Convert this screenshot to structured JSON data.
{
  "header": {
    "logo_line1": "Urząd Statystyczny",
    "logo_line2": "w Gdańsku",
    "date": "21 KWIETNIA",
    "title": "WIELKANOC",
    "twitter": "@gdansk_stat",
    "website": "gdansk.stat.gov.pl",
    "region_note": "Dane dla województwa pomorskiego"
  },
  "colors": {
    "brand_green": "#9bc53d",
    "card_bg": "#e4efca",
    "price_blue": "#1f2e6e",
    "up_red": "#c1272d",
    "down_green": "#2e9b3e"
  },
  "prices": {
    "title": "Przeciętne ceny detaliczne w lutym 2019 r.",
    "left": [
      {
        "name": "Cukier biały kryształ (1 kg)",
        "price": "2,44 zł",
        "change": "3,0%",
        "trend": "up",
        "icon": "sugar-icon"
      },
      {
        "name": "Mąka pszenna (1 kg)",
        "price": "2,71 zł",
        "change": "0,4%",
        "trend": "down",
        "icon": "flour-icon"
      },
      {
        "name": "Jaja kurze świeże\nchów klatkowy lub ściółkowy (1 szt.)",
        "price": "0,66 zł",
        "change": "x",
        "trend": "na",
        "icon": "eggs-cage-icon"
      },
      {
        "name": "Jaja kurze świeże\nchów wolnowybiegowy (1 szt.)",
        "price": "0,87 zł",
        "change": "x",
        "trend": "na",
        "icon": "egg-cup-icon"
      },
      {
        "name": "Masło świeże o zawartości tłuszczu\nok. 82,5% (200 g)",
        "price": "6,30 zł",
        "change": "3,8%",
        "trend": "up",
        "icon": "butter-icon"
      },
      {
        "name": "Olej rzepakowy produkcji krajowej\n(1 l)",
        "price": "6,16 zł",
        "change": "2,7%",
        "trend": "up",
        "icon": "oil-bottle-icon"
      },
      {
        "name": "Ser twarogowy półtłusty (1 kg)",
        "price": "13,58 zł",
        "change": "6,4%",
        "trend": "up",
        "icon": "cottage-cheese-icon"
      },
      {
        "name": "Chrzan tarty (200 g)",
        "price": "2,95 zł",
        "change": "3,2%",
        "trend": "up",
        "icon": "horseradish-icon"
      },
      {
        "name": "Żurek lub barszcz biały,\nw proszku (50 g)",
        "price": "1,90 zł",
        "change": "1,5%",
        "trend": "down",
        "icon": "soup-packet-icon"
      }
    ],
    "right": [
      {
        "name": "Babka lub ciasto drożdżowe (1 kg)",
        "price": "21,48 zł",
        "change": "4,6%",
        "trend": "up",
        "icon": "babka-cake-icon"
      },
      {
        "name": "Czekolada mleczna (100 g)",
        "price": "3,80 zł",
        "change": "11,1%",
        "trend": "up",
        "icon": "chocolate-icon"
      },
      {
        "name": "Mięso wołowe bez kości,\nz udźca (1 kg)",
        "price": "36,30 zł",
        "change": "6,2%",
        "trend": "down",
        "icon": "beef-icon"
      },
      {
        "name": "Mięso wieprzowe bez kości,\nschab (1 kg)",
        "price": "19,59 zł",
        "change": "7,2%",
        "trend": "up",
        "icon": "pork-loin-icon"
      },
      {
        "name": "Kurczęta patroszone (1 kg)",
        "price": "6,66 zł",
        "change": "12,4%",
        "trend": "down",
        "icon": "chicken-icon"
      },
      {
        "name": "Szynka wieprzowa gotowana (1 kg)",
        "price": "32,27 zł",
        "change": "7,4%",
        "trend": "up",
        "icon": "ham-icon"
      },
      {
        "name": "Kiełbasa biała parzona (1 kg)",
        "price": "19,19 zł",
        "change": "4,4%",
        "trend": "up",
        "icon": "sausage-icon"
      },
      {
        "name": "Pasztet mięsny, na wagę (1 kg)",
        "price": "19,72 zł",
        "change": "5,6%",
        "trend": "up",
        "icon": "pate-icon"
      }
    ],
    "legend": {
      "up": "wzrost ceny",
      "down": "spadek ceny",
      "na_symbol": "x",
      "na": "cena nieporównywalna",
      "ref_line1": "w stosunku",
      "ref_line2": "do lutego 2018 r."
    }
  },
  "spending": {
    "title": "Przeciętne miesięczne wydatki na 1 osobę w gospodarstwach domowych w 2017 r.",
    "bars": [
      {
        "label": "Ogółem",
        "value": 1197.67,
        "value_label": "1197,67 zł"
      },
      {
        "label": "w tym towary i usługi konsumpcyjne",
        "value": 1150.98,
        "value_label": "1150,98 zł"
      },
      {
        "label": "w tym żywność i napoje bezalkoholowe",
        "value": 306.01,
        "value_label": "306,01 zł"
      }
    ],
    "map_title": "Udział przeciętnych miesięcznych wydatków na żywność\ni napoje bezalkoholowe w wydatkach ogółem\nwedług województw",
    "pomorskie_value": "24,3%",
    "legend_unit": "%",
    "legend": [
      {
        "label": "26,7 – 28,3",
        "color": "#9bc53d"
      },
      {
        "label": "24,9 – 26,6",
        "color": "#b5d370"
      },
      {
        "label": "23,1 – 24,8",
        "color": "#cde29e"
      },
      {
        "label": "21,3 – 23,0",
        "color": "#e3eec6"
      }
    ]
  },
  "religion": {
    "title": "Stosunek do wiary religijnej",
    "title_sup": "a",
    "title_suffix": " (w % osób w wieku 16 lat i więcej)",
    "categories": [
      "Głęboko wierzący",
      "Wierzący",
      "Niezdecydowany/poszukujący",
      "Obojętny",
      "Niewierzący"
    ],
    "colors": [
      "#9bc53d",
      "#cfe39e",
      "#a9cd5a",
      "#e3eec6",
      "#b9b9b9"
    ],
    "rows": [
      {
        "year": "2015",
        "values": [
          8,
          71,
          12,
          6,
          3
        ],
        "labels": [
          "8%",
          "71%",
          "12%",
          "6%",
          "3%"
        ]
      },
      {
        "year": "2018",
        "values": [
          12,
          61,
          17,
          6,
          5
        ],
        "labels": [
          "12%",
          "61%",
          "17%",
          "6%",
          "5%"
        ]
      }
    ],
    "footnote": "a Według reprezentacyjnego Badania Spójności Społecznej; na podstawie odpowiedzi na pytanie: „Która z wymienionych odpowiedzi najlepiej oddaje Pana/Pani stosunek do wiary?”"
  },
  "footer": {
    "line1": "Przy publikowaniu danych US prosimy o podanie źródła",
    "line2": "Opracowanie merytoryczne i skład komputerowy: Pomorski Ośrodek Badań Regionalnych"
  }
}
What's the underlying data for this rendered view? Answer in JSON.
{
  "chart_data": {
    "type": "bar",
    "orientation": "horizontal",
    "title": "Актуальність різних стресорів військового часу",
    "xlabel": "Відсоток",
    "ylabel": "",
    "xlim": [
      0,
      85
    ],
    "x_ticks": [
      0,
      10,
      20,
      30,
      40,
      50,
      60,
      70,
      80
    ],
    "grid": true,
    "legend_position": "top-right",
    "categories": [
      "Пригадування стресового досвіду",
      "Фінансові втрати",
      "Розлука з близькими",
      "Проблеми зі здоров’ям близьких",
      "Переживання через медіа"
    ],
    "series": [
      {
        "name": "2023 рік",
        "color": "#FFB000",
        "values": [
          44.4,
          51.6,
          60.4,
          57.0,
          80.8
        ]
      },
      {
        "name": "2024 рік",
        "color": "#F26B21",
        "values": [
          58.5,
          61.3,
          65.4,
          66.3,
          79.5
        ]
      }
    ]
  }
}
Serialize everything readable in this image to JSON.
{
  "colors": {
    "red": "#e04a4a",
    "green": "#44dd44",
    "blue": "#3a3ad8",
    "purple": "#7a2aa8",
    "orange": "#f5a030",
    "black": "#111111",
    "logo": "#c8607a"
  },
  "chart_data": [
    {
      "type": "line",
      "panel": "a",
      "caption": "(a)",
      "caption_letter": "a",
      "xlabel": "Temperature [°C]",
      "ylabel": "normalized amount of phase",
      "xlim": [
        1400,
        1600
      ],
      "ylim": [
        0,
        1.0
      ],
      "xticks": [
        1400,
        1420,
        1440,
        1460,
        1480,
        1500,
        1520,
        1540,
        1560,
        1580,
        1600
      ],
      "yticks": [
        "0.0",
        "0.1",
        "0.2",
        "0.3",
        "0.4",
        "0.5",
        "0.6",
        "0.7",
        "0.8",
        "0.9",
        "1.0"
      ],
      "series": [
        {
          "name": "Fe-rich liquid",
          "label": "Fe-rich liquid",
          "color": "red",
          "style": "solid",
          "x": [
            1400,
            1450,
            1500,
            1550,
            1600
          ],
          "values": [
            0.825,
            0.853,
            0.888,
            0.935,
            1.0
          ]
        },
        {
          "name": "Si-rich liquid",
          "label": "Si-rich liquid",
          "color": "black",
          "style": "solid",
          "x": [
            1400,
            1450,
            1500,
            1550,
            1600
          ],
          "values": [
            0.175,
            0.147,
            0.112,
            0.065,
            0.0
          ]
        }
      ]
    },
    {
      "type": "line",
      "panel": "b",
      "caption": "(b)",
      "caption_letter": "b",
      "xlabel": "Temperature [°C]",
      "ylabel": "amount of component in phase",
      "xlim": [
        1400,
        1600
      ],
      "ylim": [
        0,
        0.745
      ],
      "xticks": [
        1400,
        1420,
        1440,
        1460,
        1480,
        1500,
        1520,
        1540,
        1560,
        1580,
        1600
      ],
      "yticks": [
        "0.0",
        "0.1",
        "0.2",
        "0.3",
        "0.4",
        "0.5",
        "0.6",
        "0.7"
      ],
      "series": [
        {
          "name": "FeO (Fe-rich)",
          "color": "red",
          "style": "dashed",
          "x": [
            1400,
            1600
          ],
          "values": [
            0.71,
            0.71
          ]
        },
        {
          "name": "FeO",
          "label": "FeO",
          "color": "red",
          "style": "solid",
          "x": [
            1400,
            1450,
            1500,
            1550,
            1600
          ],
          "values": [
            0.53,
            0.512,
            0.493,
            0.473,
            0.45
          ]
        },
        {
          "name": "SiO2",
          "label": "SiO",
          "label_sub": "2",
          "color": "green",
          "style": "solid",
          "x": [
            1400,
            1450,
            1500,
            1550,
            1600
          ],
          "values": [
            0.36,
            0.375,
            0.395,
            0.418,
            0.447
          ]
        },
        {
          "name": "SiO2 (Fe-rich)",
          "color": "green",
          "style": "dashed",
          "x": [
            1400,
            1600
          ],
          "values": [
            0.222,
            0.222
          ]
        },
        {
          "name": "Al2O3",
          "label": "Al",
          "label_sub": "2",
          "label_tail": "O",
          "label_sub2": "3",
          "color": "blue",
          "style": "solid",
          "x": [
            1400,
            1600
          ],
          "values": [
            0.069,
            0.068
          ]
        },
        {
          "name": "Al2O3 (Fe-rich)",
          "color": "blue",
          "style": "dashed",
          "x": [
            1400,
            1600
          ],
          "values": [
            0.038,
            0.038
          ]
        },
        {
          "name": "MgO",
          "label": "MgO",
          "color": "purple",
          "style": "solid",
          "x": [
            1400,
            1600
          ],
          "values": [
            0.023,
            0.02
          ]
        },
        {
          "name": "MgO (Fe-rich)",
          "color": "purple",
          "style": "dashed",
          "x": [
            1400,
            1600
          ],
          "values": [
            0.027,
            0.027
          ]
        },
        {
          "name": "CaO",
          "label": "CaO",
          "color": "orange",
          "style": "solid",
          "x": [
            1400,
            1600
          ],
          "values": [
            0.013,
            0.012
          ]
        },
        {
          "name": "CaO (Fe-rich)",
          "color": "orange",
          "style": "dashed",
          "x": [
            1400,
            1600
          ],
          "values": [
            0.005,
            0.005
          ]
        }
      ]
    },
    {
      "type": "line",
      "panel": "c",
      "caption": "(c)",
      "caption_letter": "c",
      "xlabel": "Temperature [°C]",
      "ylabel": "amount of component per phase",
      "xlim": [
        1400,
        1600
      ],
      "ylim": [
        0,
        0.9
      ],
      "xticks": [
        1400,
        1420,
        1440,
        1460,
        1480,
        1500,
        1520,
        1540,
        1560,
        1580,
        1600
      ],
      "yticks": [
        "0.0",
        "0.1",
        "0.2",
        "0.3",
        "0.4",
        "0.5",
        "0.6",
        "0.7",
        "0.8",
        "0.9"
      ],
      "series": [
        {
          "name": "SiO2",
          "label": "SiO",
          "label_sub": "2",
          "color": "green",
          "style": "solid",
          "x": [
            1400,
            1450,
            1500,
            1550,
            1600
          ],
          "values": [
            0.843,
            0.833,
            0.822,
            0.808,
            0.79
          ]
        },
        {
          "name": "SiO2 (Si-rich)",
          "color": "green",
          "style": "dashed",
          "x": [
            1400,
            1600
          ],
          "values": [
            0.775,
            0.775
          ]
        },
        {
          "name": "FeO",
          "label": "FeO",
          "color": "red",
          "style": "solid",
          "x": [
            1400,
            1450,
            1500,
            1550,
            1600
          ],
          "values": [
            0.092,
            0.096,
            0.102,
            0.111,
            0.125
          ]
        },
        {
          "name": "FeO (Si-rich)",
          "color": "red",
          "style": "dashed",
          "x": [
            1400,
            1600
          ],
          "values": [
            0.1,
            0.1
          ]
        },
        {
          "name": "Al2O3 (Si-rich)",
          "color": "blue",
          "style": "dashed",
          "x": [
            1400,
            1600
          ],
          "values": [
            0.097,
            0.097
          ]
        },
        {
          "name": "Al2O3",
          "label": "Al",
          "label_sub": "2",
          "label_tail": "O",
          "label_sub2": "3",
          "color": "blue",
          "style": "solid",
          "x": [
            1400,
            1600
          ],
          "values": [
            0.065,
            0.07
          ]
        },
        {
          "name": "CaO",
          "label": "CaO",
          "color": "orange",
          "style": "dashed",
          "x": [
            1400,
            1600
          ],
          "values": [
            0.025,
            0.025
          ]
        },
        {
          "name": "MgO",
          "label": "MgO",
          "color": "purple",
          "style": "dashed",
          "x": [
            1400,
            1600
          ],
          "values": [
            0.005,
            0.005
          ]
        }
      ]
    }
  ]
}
########################################
## WHAT IS BEING ASKED
Go through the entries above and pull out each line with "phase" in it.

## ANSWER FOR THIS EXERCISE
      "ylabel": "normalized amount of phase",
      "ylabel": "amount of component in phase",
      "ylabel": "amount of component per phase",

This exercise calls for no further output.